Output all of the entries exactly as written.
# # # # # # #
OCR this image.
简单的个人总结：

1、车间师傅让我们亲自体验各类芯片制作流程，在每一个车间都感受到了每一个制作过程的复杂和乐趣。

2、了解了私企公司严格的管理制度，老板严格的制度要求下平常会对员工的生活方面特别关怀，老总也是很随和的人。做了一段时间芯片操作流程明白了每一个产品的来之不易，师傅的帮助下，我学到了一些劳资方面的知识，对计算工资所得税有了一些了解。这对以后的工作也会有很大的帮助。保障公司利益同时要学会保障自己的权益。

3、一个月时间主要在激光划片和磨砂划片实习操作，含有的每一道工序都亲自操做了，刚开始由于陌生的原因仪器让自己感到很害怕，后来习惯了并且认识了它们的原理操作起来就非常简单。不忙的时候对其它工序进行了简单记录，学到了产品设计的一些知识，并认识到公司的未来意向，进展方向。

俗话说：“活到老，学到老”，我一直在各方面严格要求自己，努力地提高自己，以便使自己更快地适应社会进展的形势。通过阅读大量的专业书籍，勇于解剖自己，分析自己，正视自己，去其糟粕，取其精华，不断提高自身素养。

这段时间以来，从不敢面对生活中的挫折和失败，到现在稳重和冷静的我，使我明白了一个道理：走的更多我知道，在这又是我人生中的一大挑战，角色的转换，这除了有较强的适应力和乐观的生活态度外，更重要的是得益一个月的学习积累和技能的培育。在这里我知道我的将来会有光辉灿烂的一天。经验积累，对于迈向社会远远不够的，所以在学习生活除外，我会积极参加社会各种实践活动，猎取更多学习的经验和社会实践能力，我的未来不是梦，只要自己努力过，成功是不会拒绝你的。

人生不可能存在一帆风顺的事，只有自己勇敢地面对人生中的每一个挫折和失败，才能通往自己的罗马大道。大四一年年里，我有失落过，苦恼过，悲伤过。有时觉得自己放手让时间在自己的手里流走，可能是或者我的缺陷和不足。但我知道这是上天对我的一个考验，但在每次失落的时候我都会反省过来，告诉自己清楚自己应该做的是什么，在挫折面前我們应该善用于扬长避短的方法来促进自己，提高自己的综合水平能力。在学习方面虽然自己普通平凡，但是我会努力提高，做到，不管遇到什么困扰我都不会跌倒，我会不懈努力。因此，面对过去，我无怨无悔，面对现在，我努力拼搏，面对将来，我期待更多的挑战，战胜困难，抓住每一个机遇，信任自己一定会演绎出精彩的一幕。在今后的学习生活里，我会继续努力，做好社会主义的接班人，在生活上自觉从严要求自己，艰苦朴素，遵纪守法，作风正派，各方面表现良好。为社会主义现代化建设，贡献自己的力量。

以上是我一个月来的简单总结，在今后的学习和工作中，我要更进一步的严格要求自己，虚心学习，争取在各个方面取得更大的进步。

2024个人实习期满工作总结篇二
# # # # # # #
Result of this exercise:
OCR this image.
简单的个人总结：

1、车间师傅让我们亲自体验各类芯片制作流程，在每一个车间都感受到了每一个制作过程的复杂和乐趣。

2、了解了私企公司严格的管理制度，老板严格的制度要求下平常会对员工的生活方面特别关怀，老总也是很随和的人。做了一段时间芯片操作流程明白了每一个产品的来之不易，师傅的帮助下，我学到了一些劳资方面的知识，对计算工资所得税有了一些了解。这对以后的工作也会有很大的帮助。保障公司利益同时要学会保障自己的权益。

3、一个月时间主要在激光划片和磨砂划片实习操作，含有的每一道工序都亲自操做了，刚开始由于陌生的原因仪器让自己感到很害怕，后来习惯了并且认识了它们的原理操作起来就非常简单。不忙的时候对其它工序进行了简单记录，学到了产品设计的一些知识，并认识到公司的未来意向，进展方向。

俗话说：“活到老，学到老”，我一直在各方面严格要求自己，努力地提高自己，以便使自己更快地适应社会进展的形势。通过阅读大量的专业书籍，勇于解剖自己，分析自己，正视自己，去其糟粕，取其精华，不断提高自身素养。

这段时间以来，从不敢面对生活中的挫折和失败，到现在稳重和冷静的我，使我明白了一个道理：走的更多我知道，在这又是我人生中的一大挑战，角色的转换，这除了有较强的适应力和乐观的生活态度外，更重要的是得益一个月的学习积累和技能的培育。在这里我知道我的将来会有光辉灿烂的一天。经验积累，对于迈向社会远远不够的，所以在学习生活除外，我会积极参加社会各种实践活动，猎取更多学习的经验和社会实践能力，我的未来不是梦，只要自己努力过，成功是不会拒绝你的。

人生不可能存在一帆风顺的事，只有自己勇敢地面对人生中的每一个挫折和失败，才能通往自己的罗马大道。大四一年年里，我有失落过，苦恼过，悲伤过。有时觉得自己放手让时间在自己的手里流走，可能是或者我的缺陷和不足。但我知道这是上天对我的一个考验，但在每次失落的时候我都会反省过来，告诉自己清楚自己应该做的是什么，在挫折面前我們应该善用于扬长避短的方法来促进自己，提高自己的综合水平能力。在学习方面虽然自己普通平凡，但是我会努力提高，做到，不管遇到什么困扰我都不会跌倒，我会不懈努力。因此，面对过去，我无怨无悔，面对现在，我努力拼搏，面对将来，我期待更多的挑战，战胜困难，抓住每一个机遇，信任自己一定会演绎出精彩的一幕。在今后的学习生活里，我会继续努力，做好社会主义的接班人，在生活上自觉从严要求自己，艰苦朴素，遵纪守法，作风正派，各方面表现良好。为社会主义现代化建设，贡献自己的力量。

以上是我一个月来的简单总结，在今后的学习和工作中，我要更进一步的严格要求自己，虚心学习，争取在各个方面取得更大的进步。

2024个人实习期满工作总结篇二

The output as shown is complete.